## What the task asks
From the entries that follow, gather each line holding the word "húzó".

Data records
--------------------------------------------------

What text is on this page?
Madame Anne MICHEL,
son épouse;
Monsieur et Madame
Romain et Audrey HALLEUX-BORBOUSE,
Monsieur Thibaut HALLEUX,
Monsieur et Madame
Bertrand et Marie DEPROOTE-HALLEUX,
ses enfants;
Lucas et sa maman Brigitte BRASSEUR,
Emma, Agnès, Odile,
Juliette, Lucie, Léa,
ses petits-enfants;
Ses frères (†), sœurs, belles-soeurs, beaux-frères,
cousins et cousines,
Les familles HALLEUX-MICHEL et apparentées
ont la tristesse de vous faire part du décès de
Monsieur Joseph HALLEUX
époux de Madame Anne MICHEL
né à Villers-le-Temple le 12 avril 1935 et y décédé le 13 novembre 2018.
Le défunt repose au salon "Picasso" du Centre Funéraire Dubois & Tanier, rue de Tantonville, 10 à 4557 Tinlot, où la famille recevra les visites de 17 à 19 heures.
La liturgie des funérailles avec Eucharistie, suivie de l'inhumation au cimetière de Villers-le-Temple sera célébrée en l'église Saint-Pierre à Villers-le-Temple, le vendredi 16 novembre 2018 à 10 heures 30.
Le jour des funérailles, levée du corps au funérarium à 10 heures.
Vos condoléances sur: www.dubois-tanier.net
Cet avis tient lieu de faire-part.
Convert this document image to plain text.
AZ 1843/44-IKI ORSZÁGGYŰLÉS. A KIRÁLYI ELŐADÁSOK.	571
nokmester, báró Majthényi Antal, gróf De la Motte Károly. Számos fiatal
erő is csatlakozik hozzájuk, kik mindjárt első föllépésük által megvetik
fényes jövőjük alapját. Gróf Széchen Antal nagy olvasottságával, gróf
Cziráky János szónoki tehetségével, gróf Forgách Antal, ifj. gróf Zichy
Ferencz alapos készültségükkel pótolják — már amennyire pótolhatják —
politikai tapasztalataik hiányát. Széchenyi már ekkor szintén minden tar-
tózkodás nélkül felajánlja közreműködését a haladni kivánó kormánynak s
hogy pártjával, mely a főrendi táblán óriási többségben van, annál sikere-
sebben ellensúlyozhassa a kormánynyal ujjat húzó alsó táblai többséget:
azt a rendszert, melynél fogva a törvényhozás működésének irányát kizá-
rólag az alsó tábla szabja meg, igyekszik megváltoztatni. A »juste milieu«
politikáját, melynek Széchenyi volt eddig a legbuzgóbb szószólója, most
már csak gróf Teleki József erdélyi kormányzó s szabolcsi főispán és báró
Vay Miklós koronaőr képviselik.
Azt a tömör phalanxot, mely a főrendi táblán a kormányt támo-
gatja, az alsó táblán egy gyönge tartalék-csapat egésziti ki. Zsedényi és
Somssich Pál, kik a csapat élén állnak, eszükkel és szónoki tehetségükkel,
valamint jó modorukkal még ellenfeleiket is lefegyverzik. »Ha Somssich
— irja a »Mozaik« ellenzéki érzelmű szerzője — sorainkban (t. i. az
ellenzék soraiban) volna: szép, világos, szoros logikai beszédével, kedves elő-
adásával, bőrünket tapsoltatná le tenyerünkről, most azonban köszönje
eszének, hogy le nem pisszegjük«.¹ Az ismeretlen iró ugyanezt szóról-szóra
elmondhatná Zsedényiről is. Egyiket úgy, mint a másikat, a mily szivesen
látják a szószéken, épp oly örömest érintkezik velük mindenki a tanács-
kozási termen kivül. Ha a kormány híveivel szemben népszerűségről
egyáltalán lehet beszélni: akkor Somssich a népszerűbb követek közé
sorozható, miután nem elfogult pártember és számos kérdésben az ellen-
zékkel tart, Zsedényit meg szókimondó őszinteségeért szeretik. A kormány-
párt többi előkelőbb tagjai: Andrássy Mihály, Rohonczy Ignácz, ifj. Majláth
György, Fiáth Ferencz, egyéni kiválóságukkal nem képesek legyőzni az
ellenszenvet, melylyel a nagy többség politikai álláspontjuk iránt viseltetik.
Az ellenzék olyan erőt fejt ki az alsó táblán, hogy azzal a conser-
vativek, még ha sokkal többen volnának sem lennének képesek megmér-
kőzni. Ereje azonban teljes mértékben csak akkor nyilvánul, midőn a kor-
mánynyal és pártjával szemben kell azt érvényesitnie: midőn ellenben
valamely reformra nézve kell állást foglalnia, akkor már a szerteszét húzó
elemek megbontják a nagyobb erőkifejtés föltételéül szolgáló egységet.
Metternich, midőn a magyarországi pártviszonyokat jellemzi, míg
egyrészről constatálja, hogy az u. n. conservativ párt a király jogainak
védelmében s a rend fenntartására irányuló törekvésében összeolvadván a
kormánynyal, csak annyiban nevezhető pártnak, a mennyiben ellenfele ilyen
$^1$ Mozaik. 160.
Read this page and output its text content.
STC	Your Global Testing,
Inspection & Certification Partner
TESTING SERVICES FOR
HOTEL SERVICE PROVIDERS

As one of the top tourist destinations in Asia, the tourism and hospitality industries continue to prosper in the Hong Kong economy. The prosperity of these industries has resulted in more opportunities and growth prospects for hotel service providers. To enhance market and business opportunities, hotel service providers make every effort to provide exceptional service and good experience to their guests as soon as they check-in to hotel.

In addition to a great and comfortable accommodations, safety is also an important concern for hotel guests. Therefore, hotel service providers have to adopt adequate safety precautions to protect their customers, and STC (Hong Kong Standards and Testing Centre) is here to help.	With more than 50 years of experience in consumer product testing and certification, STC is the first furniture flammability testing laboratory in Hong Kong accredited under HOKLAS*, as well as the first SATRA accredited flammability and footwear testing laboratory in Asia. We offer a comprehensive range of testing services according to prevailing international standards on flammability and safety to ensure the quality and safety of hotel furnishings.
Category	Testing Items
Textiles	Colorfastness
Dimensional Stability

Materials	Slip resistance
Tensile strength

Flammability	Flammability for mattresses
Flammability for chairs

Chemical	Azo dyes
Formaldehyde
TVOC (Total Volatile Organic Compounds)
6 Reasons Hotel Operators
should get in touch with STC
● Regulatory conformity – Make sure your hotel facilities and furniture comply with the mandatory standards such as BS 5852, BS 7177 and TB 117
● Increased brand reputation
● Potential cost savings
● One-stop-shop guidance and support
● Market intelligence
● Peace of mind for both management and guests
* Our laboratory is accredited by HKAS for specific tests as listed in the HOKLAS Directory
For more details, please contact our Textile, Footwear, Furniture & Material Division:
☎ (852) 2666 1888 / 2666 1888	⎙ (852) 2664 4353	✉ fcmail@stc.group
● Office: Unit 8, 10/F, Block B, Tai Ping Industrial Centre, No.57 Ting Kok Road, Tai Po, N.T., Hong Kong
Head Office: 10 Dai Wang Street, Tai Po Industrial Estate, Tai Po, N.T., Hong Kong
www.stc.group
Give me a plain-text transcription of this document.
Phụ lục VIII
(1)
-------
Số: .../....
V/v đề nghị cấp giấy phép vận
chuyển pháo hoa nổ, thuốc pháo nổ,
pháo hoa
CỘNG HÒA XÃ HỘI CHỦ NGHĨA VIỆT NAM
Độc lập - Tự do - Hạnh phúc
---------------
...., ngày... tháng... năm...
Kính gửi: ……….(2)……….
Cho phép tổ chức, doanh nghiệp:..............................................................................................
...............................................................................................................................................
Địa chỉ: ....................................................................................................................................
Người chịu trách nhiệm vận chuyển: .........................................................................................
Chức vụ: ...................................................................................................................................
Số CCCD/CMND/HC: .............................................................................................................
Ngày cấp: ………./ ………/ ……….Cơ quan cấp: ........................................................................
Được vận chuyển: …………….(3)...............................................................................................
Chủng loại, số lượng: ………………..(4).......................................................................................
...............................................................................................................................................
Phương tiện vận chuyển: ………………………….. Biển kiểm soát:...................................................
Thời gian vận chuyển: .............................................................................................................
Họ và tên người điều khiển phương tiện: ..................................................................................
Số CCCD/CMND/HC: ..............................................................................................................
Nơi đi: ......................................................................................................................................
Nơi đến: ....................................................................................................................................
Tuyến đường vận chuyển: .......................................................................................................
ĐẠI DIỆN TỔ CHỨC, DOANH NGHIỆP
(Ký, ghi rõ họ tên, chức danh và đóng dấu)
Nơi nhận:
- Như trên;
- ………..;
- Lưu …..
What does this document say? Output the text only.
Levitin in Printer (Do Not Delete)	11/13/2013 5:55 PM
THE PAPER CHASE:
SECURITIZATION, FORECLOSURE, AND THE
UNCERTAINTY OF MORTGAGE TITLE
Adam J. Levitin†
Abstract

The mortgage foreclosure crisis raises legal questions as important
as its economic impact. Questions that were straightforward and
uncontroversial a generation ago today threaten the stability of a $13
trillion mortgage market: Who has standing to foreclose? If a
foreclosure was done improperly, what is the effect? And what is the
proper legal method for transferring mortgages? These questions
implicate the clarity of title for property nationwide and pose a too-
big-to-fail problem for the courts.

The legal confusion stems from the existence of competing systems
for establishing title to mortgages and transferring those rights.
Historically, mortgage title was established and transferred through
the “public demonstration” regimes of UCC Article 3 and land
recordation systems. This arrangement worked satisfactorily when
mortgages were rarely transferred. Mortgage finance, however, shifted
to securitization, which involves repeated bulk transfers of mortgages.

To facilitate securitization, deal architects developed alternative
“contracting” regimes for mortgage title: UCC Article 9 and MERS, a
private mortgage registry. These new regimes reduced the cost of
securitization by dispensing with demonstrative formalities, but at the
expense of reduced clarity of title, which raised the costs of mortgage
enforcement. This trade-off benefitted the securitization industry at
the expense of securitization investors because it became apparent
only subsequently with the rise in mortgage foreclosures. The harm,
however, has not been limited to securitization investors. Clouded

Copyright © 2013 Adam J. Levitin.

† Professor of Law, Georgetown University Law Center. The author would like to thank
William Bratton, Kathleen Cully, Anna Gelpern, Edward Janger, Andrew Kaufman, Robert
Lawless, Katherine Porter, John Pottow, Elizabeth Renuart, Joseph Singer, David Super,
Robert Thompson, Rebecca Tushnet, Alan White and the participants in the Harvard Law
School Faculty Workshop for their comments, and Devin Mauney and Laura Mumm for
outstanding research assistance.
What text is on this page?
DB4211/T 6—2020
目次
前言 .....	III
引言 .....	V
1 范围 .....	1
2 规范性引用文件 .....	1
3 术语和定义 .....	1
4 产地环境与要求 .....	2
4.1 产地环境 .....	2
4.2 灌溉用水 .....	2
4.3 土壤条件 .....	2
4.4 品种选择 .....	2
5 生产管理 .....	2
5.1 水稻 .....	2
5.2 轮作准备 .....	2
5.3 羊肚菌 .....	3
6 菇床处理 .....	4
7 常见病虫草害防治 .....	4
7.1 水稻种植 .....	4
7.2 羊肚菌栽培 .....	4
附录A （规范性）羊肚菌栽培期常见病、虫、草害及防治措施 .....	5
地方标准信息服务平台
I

--------------------------------------------------

## Exercise output
sebben ellensúlyozhassa a kormánynyal ujjat húzó alsó táblai többséget:
valamely reformra nézve kell állást foglalnia, akkor már a szerteszét húzó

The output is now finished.